■ WHAT THIS TASK INVOLVES ■
The records below must be copied in full; omit the images.

■ RECORDED INFORMATION ■
++++++++
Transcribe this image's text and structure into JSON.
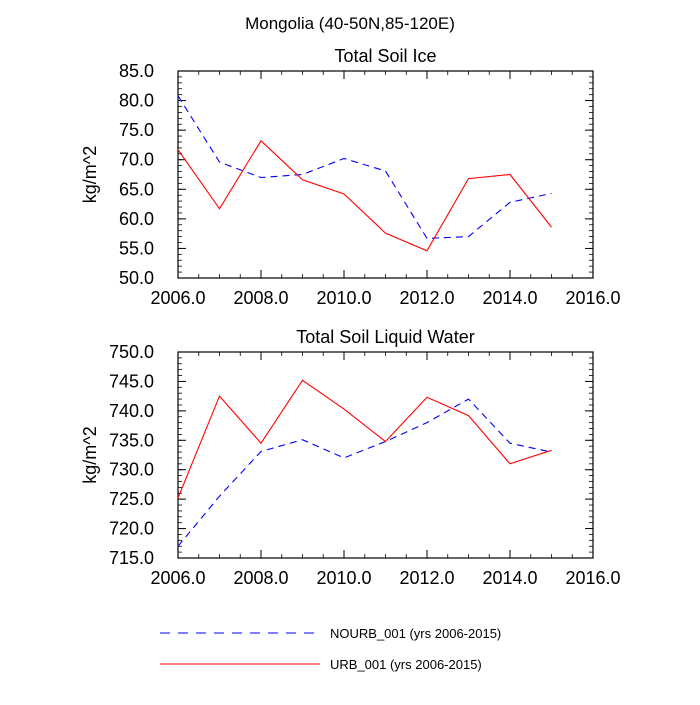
{
  "main_title": "Mongolia (40-50N,85-120E)",
  "colors": {
    "nourb": "#0000ff",
    "urb": "#ff0000",
    "axis": "#000000"
  },
  "legend": {
    "items": [
      {
        "series_key": "nourb",
        "label": "NOURB_001 (yrs 2006-2015)",
        "style": "dashed"
      },
      {
        "series_key": "urb",
        "label": "URB_001 (yrs 2006-2015)",
        "style": "solid"
      }
    ]
  },
  "chart_data": [
    {
      "type": "line",
      "title": "Total Soil Ice",
      "ylabel": "kg/m^2",
      "xlabel": "",
      "xlim": [
        2006,
        2016
      ],
      "ylim": [
        50,
        85
      ],
      "x_ticks": [
        "2006.0",
        "2008.0",
        "2010.0",
        "2012.0",
        "2014.0",
        "2016.0"
      ],
      "x_tick_values": [
        2006,
        2008,
        2010,
        2012,
        2014,
        2016
      ],
      "y_ticks": [
        "50.0",
        "55.0",
        "60.0",
        "65.0",
        "70.0",
        "75.0",
        "80.0",
        "85.0"
      ],
      "y_tick_values": [
        50,
        55,
        60,
        65,
        70,
        75,
        80,
        85
      ],
      "x": [
        2006,
        2007,
        2008,
        2009,
        2010,
        2011,
        2012,
        2013,
        2014,
        2015
      ],
      "series": [
        {
          "key": "nourb",
          "values": [
            80.8,
            69.6,
            67.0,
            67.5,
            70.2,
            68.1,
            56.7,
            57.0,
            62.8,
            64.3
          ]
        },
        {
          "key": "urb",
          "values": [
            71.7,
            61.7,
            73.2,
            66.6,
            64.2,
            57.6,
            54.6,
            66.8,
            67.5,
            58.6
          ]
        }
      ]
    },
    {
      "type": "line",
      "title": "Total Soil Liquid Water",
      "ylabel": "kg/m^2",
      "xlabel": "",
      "xlim": [
        2006,
        2016
      ],
      "ylim": [
        715,
        750
      ],
      "x_ticks": [
        "2006.0",
        "2008.0",
        "2010.0",
        "2012.0",
        "2014.0",
        "2016.0"
      ],
      "x_tick_values": [
        2006,
        2008,
        2010,
        2012,
        2014,
        2016
      ],
      "y_ticks": [
        "715.0",
        "720.0",
        "725.0",
        "730.0",
        "735.0",
        "740.0",
        "745.0",
        "750.0"
      ],
      "y_tick_values": [
        715,
        720,
        725,
        730,
        735,
        740,
        745,
        750
      ],
      "x": [
        2006,
        2007,
        2008,
        2009,
        2010,
        2011,
        2012,
        2013,
        2014,
        2015
      ],
      "series": [
        {
          "key": "nourb",
          "values": [
            717.0,
            725.5,
            733.1,
            735.1,
            732.0,
            734.8,
            738.0,
            742.0,
            734.5,
            733.0
          ]
        },
        {
          "key": "urb",
          "values": [
            725.2,
            742.5,
            734.5,
            745.2,
            740.3,
            734.8,
            742.3,
            739.2,
            731.0,
            733.3
          ]
        }
      ]
    }
  ]
}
++++++++
■ CORRECT ANSWER ■
Transcribe this image's text and structure into JSON.
{
  "main_title": "Mongolia (40-50N,85-120E)",
  "colors": {
    "nourb": "#0000ff",
    "urb": "#ff0000",
    "axis": "#000000"
  },
  "legend": {
    "items": [
      {
        "series_key": "nourb",
        "label": "NOURB_001 (yrs 2006-2015)",
        "style": "dashed"
      },
      {
        "series_key": "urb",
        "label": "URB_001 (yrs 2006-2015)",
        "style": "solid"
      }
    ]
  },
  "chart_data": [
    {
      "type": "line",
      "title": "Total Soil Ice",
      "ylabel": "kg/m^2",
      "xlabel": "",
      "xlim": [
        2006,
        2016
      ],
      "ylim": [
        50,
        85
      ],
      "x_ticks": [
        "2006.0",
        "2008.0",
        "2010.0",
        "2012.0",
        "2014.0",
        "2016.0"
      ],
      "x_tick_values": [
        2006,
        2008,
        2010,
        2012,
        2014,
        2016
      ],
      "y_ticks": [
        "50.0",
        "55.0",
        "60.0",
        "65.0",
        "70.0",
        "75.0",
        "80.0",
        "85.0"
      ],
      "y_tick_values": [
        50,
        55,
        60,
        65,
        70,
        75,
        80,
        85
      ],
      "x": [
        2006,
        2007,
        2008,
        2009,
        2010,
        2011,
        2012,
        2013,
        2014,
        2015
      ],
      "series": [
        {
          "key": "nourb",
          "values": [
            80.8,
            69.6,
            67.0,
            67.5,
            70.2,
            68.1,
            56.7,
            57.0,
            62.8,
            64.3
          ]
        },
        {
          "key": "urb",
          "values": [
            71.7,
            61.7,
            73.2,
            66.6,
            64.2,
            57.6,
            54.6,
            66.8,
            67.5,
            58.6
          ]
        }
      ]
    },
    {
      "type": "line",
      "title": "Total Soil Liquid Water",
      "ylabel": "kg/m^2",
      "xlabel": "",
      "xlim": [
        2006,
        2016
      ],
      "ylim": [
        715,
        750
      ],
      "x_ticks": [
        "2006.0",
        "2008.0",
        "2010.0",
        "2012.0",
        "2014.0",
        "2016.0"
      ],
      "x_tick_values": [
        2006,
        2008,
        2010,
        2012,
        2014,
        2016
      ],
      "y_ticks": [
        "715.0",
        "720.0",
        "725.0",
        "730.0",
        "735.0",
        "740.0",
        "745.0",
        "750.0"
      ],
      "y_tick_values": [
        715,
        720,
        725,
        730,
        735,
        740,
        745,
        750
      ],
      "x": [
        2006,
        2007,
        2008,
        2009,
        2010,
        2011,
        2012,
        2013,
        2014,
        2015
      ],
      "series": [
        {
          "key": "nourb",
          "values": [
            717.0,
            725.5,
            733.1,
            735.1,
            732.0,
            734.8,
            738.0,
            742.0,
            734.5,
            733.0
          ]
        },
        {
          "key": "urb",
          "values": [
            725.2,
            742.5,
            734.5,
            745.2,
            740.3,
            734.8,
            742.3,
            739.2,
            731.0,
            733.3
          ]
        }
      ]
    }
  ]
}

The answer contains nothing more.